■ **Exercise**: Set every record down verbatim and omit the pictures.

■ **Information supplied**:
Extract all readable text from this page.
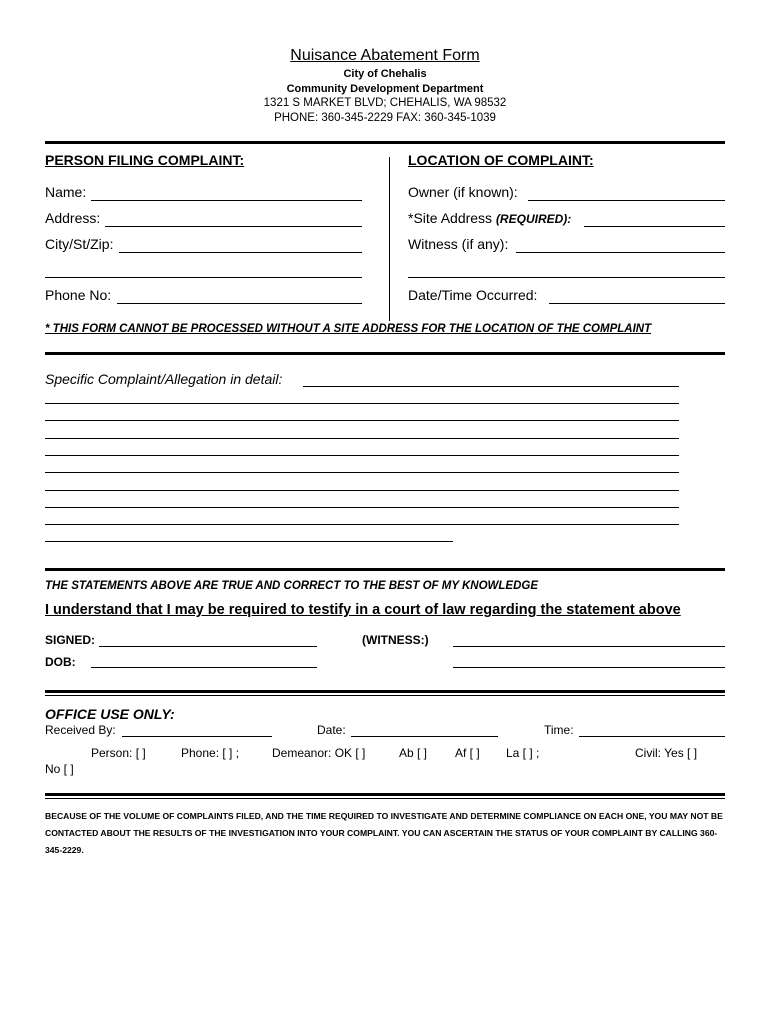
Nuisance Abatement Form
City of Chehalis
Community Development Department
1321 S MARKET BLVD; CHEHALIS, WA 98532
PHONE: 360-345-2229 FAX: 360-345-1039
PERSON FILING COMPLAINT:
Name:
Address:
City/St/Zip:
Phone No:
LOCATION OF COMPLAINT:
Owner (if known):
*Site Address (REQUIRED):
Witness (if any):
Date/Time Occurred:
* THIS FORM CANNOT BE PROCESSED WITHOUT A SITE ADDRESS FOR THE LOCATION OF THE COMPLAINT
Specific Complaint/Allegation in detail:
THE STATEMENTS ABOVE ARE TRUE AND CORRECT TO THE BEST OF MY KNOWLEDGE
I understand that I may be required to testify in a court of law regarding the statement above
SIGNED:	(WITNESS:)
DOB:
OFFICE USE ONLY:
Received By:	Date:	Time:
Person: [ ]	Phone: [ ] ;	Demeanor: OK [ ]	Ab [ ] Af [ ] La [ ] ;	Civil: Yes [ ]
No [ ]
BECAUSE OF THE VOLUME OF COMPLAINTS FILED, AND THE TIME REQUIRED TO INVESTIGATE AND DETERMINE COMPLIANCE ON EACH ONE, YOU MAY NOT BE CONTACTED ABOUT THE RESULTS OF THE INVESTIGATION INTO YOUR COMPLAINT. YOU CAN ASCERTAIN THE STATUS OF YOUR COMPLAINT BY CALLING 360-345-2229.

■ **The solution**:
Extract all readable text from this page.
Nuisance Abatement Form
City of Chehalis
Community Development Department
1321 S MARKET BLVD; CHEHALIS, WA 98532
PHONE: 360-345-2229 FAX: 360-345-1039
PERSON FILING COMPLAINT:
Name:
Address:
City/St/Zip:
Phone No:
LOCATION OF COMPLAINT:
Owner (if known):
*Site Address (REQUIRED):
Witness (if any):
Date/Time Occurred:
* THIS FORM CANNOT BE PROCESSED WITHOUT A SITE ADDRESS FOR THE LOCATION OF THE COMPLAINT
Specific Complaint/Allegation in detail:
THE STATEMENTS ABOVE ARE TRUE AND CORRECT TO THE BEST OF MY KNOWLEDGE
I understand that I may be required to testify in a court of law regarding the statement above
SIGNED:	(WITNESS:)
DOB:
OFFICE USE ONLY:
Received By:	Date:	Time:
Person: [ ]	Phone: [ ] ;	Demeanor: OK [ ]	Ab [ ] Af [ ] La [ ] ;	Civil: Yes [ ]
No [ ]
BECAUSE OF THE VOLUME OF COMPLAINTS FILED, AND THE TIME REQUIRED TO INVESTIGATE AND DETERMINE COMPLIANCE ON EACH ONE, YOU MAY NOT BE CONTACTED ABOUT THE RESULTS OF THE INVESTIGATION INTO YOUR COMPLAINT. YOU CAN ASCERTAIN THE STATUS OF YOUR COMPLAINT BY CALLING 360-345-2229.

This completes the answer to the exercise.